TASK DIRECTIONS
Return the whole listing, line for line, without the pictures in it.

Extracts from a graphics dataset
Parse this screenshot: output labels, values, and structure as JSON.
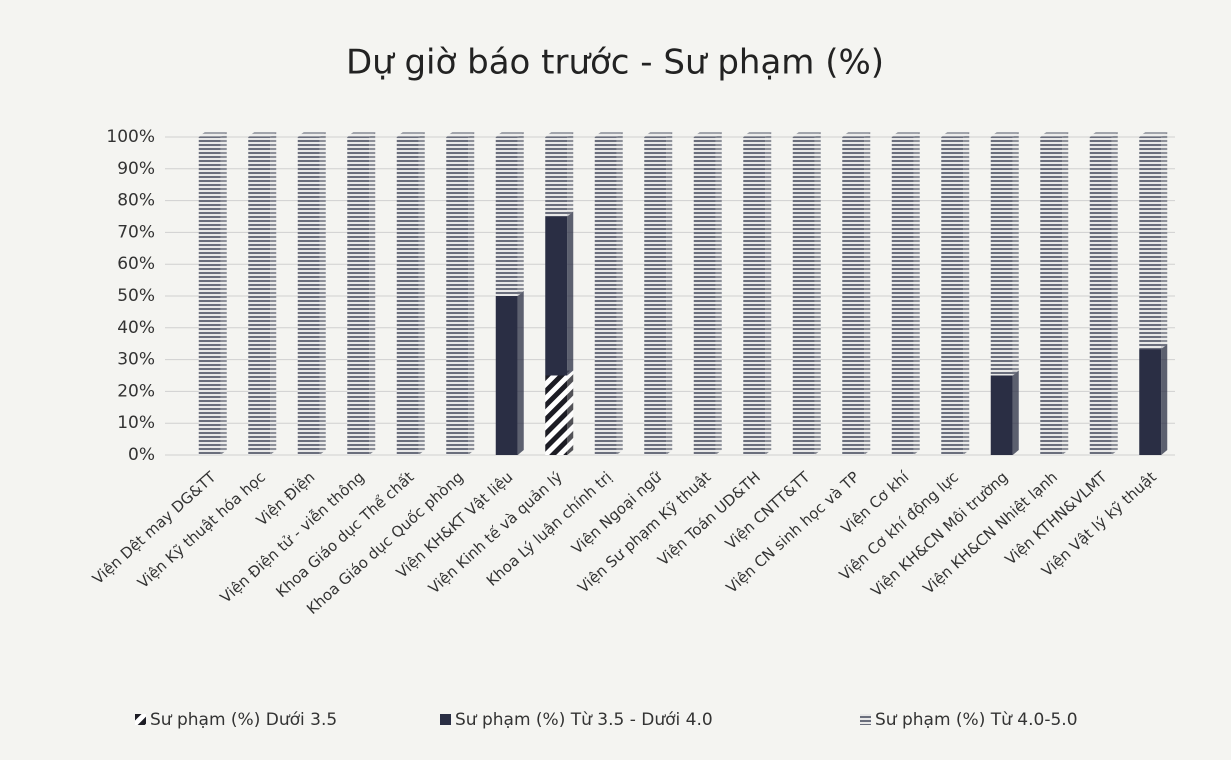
{
  "chart_data": {
    "type": "stacked_bar",
    "title": "Dự giờ báo trước - Sư phạm (%)",
    "categories": [
      "Viện Dệt may DG&TT",
      "Viện Kỹ thuật hóa học",
      "Viện Điện",
      "Viện Điện tử - viễn thông",
      "Khoa Giáo dục Thể chất",
      "Khoa Giáo dục Quốc phòng",
      "Viện KH&KT Vật liệu",
      "Viện Kinh tế và quản lý",
      "Khoa Lý luận chính trị",
      "Viện Ngoại ngữ",
      "Viện Sư phạm Kỹ thuật",
      "Viện Toán UD&TH",
      "Viện CNTT&TT",
      "Viện CN sinh học và TP",
      "Viện Cơ khí",
      "Viện Cơ khí động lực",
      "Viện KH&CN Môi trường",
      "Viện KH&CN Nhiệt lạnh",
      "Viện KTHN&VLMT",
      "Viện Vật lý kỹ thuật"
    ],
    "series": [
      {
        "name": "Sư phạm (%) Dưới 3.5",
        "color": "#1c1c24",
        "values": [
          0,
          0,
          0,
          0,
          0,
          0,
          0,
          25,
          0,
          0,
          0,
          0,
          0,
          0,
          0,
          0,
          0,
          0,
          0,
          0
        ]
      },
      {
        "name": "Sư phạm (%) Từ 3.5 - Dưới 4.0",
        "color": "#2a2e44",
        "values": [
          0,
          0,
          0,
          0,
          0,
          0,
          50,
          50,
          0,
          0,
          0,
          0,
          0,
          0,
          0,
          0,
          25,
          0,
          0,
          33.3
        ]
      },
      {
        "name": "Sư phạm (%) Từ 4.0-5.0",
        "color": "#6a6e7c",
        "values": [
          100,
          100,
          100,
          100,
          100,
          100,
          50,
          25,
          100,
          100,
          100,
          100,
          100,
          100,
          100,
          100,
          75,
          100,
          100,
          66.7
        ]
      }
    ],
    "ylim": [
      0,
      100
    ],
    "yticks": [
      {
        "value": 0,
        "label": "0%"
      },
      {
        "value": 10,
        "label": "10%"
      },
      {
        "value": 20,
        "label": "20%"
      },
      {
        "value": 30,
        "label": "30%"
      },
      {
        "value": 40,
        "label": "40%"
      },
      {
        "value": 50,
        "label": "50%"
      },
      {
        "value": 60,
        "label": "60%"
      },
      {
        "value": 70,
        "label": "70%"
      },
      {
        "value": 80,
        "label": "80%"
      },
      {
        "value": 90,
        "label": "90%"
      },
      {
        "value": 100,
        "label": "100%"
      }
    ],
    "grid": true,
    "legend": "bottom"
  }
}
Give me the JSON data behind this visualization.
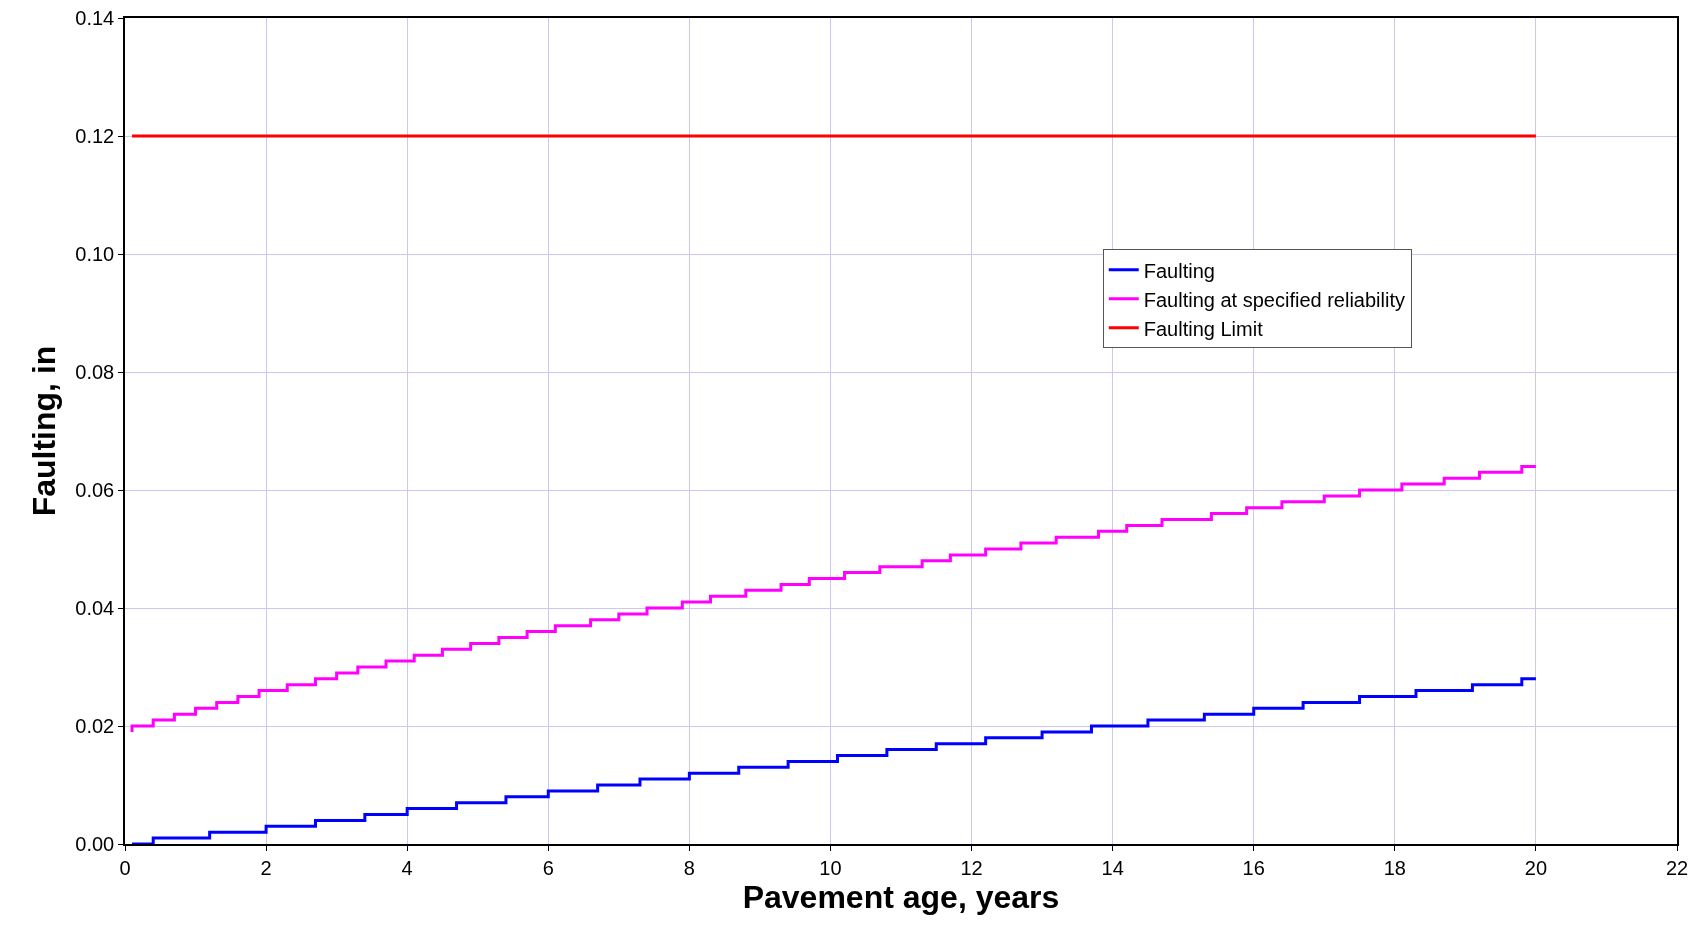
{
  "chart_data": {
    "type": "step",
    "xlabel": "Pavement age, years",
    "ylabel": "Faulting, in",
    "xlim": [
      0,
      22
    ],
    "xticks": [
      0,
      2,
      4,
      6,
      8,
      10,
      12,
      14,
      16,
      18,
      20,
      22
    ],
    "ylim": [
      0,
      0.14
    ],
    "yticks": [
      {
        "value": 0,
        "label": "0.00"
      },
      {
        "value": 0.02,
        "label": "0.02"
      },
      {
        "value": 0.04,
        "label": "0.04"
      },
      {
        "value": 0.06,
        "label": "0.06"
      },
      {
        "value": 0.08,
        "label": "0.08"
      },
      {
        "value": 0.1,
        "label": "0.10"
      },
      {
        "value": 0.12,
        "label": "0.12"
      },
      {
        "value": 0.14,
        "label": "0.14"
      }
    ],
    "grid": true,
    "legend": "right",
    "marker": "none",
    "line_style": "solid",
    "series": [
      {
        "name": "Faulting",
        "color": "#0000ff",
        "x": [
          0.1,
          0.4,
          1.2,
          2.0,
          2.7,
          3.4,
          4.0,
          4.7,
          5.4,
          6.0,
          6.7,
          7.3,
          8.0,
          8.7,
          9.4,
          10.1,
          10.8,
          11.5,
          12.2,
          13.0,
          13.7,
          14.5,
          15.3,
          16.0,
          16.7,
          17.5,
          18.3,
          19.1,
          19.8,
          20.0
        ],
        "values": [
          0,
          0.001,
          0.002,
          0.003,
          0.004,
          0.005,
          0.006,
          0.007,
          0.008,
          0.009,
          0.01,
          0.011,
          0.012,
          0.013,
          0.014,
          0.015,
          0.016,
          0.017,
          0.018,
          0.019,
          0.02,
          0.021,
          0.022,
          0.023,
          0.024,
          0.025,
          0.026,
          0.027,
          0.028,
          0.028
        ]
      },
      {
        "name": "Faulting at specified reliability",
        "color": "#ff00ff",
        "x": [
          0.1,
          0.1,
          0.4,
          0.7,
          1.0,
          1.3,
          1.6,
          1.9,
          2.3,
          2.7,
          3.0,
          3.3,
          3.7,
          4.1,
          4.5,
          4.9,
          5.3,
          5.7,
          6.1,
          6.6,
          7.0,
          7.4,
          7.9,
          8.3,
          8.8,
          9.3,
          9.7,
          10.2,
          10.7,
          11.3,
          11.7,
          12.2,
          12.7,
          13.2,
          13.8,
          14.2,
          14.7,
          15.4,
          15.9,
          16.4,
          17.0,
          17.5,
          18.1,
          18.7,
          19.2,
          19.8,
          20.0
        ],
        "values": [
          0.019,
          0.02,
          0.021,
          0.022,
          0.023,
          0.024,
          0.025,
          0.026,
          0.027,
          0.028,
          0.029,
          0.03,
          0.031,
          0.032,
          0.033,
          0.034,
          0.035,
          0.036,
          0.037,
          0.038,
          0.039,
          0.04,
          0.041,
          0.042,
          0.043,
          0.044,
          0.045,
          0.046,
          0.047,
          0.048,
          0.049,
          0.05,
          0.051,
          0.052,
          0.053,
          0.054,
          0.055,
          0.056,
          0.057,
          0.058,
          0.059,
          0.06,
          0.061,
          0.062,
          0.063,
          0.064,
          0.064
        ]
      },
      {
        "name": "Faulting Limit",
        "type": "line",
        "color": "#ff0000",
        "x": [
          0.1,
          20
        ],
        "values": [
          0.12,
          0.12
        ]
      }
    ]
  }
}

FINAL RESULT
Parse this screenshot: output labels, values, and structure as JSON.
{
  "chart_data": {
    "type": "stacked_bar",
    "title": "Dự giờ báo trước - Sư phạm (%)",
    "categories": [
      "Viện Dệt may DG&TT",
      "Viện Kỹ thuật hóa học",
      "Viện Điện",
      "Viện Điện tử - viễn thông",
      "Khoa Giáo dục Thể chất",
      "Khoa Giáo dục Quốc phòng",
      "Viện KH&KT Vật liệu",
      "Viện Kinh tế và quản lý",
      "Khoa Lý luận chính trị",
      "Viện Ngoại ngữ",
      "Viện Sư phạm Kỹ thuật",
      "Viện Toán UD&TH",
      "Viện CNTT&TT",
      "Viện CN sinh học và TP",
      "Viện Cơ khí",
      "Viện Cơ khí động lực",
      "Viện KH&CN Môi trường",
      "Viện KH&CN Nhiệt lạnh",
      "Viện KTHN&VLMT",
      "Viện Vật lý kỹ thuật"
    ],
    "series": [
      {
        "name": "Sư phạm (%) Dưới 3.5",
        "color": "#1c1c24",
        "values": [
          0,
          0,
          0,
          0,
          0,
          0,
          0,
          25,
          0,
          0,
          0,
          0,
          0,
          0,
          0,
          0,
          0,
          0,
          0,
          0
        ]
      },
      {
        "name": "Sư phạm (%) Từ 3.5 - Dưới 4.0",
        "color": "#2a2e44",
        "values": [
          0,
          0,
          0,
          0,
          0,
          0,
          50,
          50,
          0,
          0,
          0,
          0,
          0,
          0,
          0,
          0,
          25,
          0,
          0,
          33.3
        ]
      },
      {
        "name": "Sư phạm (%) Từ 4.0-5.0",
        "color": "#6a6e7c",
        "values": [
          100,
          100,
          100,
          100,
          100,
          100,
          50,
          25,
          100,
          100,
          100,
          100,
          100,
          100,
          100,
          100,
          75,
          100,
          100,
          66.7
        ]
      }
    ],
    "ylim": [
      0,
      100
    ],
    "yticks": [
      {
        "value": 0,
        "label": "0%"
      },
      {
        "value": 10,
        "label": "10%"
      },
      {
        "value": 20,
        "label": "20%"
      },
      {
        "value": 30,
        "label": "30%"
      },
      {
        "value": 40,
        "label": "40%"
      },
      {
        "value": 50,
        "label": "50%"
      },
      {
        "value": 60,
        "label": "60%"
      },
      {
        "value": 70,
        "label": "70%"
      },
      {
        "value": 80,
        "label": "80%"
      },
      {
        "value": 90,
        "label": "90%"
      },
      {
        "value": 100,
        "label": "100%"
      }
    ],
    "grid": true,
    "legend": "bottom"
  }
}
Give me the JSON data behind this visualization.
{
  "chart_data": {
    "type": "step",
    "xlabel": "Pavement age, years",
    "ylabel": "Faulting, in",
    "xlim": [
      0,
      22
    ],
    "xticks": [
      0,
      2,
      4,
      6,
      8,
      10,
      12,
      14,
      16,
      18,
      20,
      22
    ],
    "ylim": [
      0,
      0.14
    ],
    "yticks": [
      {
        "value": 0,
        "label": "0.00"
      },
      {
        "value": 0.02,
        "label": "0.02"
      },
      {
        "value": 0.04,
        "label": "0.04"
      },
      {
        "value": 0.06,
        "label": "0.06"
      },
      {
        "value": 0.08,
        "label": "0.08"
      },
      {
        "value": 0.1,
        "label": "0.10"
      },
      {
        "value": 0.12,
        "label": "0.12"
      },
      {
        "value": 0.14,
        "label": "0.14"
      }
    ],
    "grid": true,
    "legend": "right",
    "marker": "none",
    "line_style": "solid",
    "series": [
      {
        "name": "Faulting",
        "color": "#0000ff",
        "x": [
          0.1,
          0.4,
          1.2,
          2.0,
          2.7,
          3.4,
          4.0,
          4.7,
          5.4,
          6.0,
          6.7,
          7.3,
          8.0,
          8.7,
          9.4,
          10.1,
          10.8,
          11.5,
          12.2,
          13.0,
          13.7,
          14.5,
          15.3,
          16.0,
          16.7,
          17.5,
          18.3,
          19.1,
          19.8,
          20.0
        ],
        "values": [
          0,
          0.001,
          0.002,
          0.003,
          0.004,
          0.005,
          0.006,
          0.007,
          0.008,
          0.009,
          0.01,
          0.011,
          0.012,
          0.013,
          0.014,
          0.015,
          0.016,
          0.017,
          0.018,
          0.019,
          0.02,
          0.021,
          0.022,
          0.023,
          0.024,
          0.025,
          0.026,
          0.027,
          0.028,
          0.028
        ]
      },
      {
        "name": "Faulting at specified reliability",
        "color": "#ff00ff",
        "x": [
          0.1,
          0.1,
          0.4,
          0.7,
          1.0,
          1.3,
          1.6,
          1.9,
          2.3,
          2.7,
          3.0,
          3.3,
          3.7,
          4.1,
          4.5,
          4.9,
          5.3,
          5.7,
          6.1,
          6.6,
          7.0,
          7.4,
          7.9,
          8.3,
          8.8,
          9.3,
          9.7,
          10.2,
          10.7,
          11.3,
          11.7,
          12.2,
          12.7,
          13.2,
          13.8,
          14.2,
          14.7,
          15.4,
          15.9,
          16.4,
          17.0,
          17.5,
          18.1,
          18.7,
          19.2,
          19.8,
          20.0
        ],
        "values": [
          0.019,
          0.02,
          0.021,
          0.022,
          0.023,
          0.024,
          0.025,
          0.026,
          0.027,
          0.028,
          0.029,
          0.03,
          0.031,
          0.032,
          0.033,
          0.034,
          0.035,
          0.036,
          0.037,
          0.038,
          0.039,
          0.04,
          0.041,
          0.042,
          0.043,
          0.044,
          0.045,
          0.046,
          0.047,
          0.048,
          0.049,
          0.05,
          0.051,
          0.052,
          0.053,
          0.054,
          0.055,
          0.056,
          0.057,
          0.058,
          0.059,
          0.06,
          0.061,
          0.062,
          0.063,
          0.064,
          0.064
        ]
      },
      {
        "name": "Faulting Limit",
        "type": "line",
        "color": "#ff0000",
        "x": [
          0.1,
          20
        ],
        "values": [
          0.12,
          0.12
        ]
      }
    ]
  }
}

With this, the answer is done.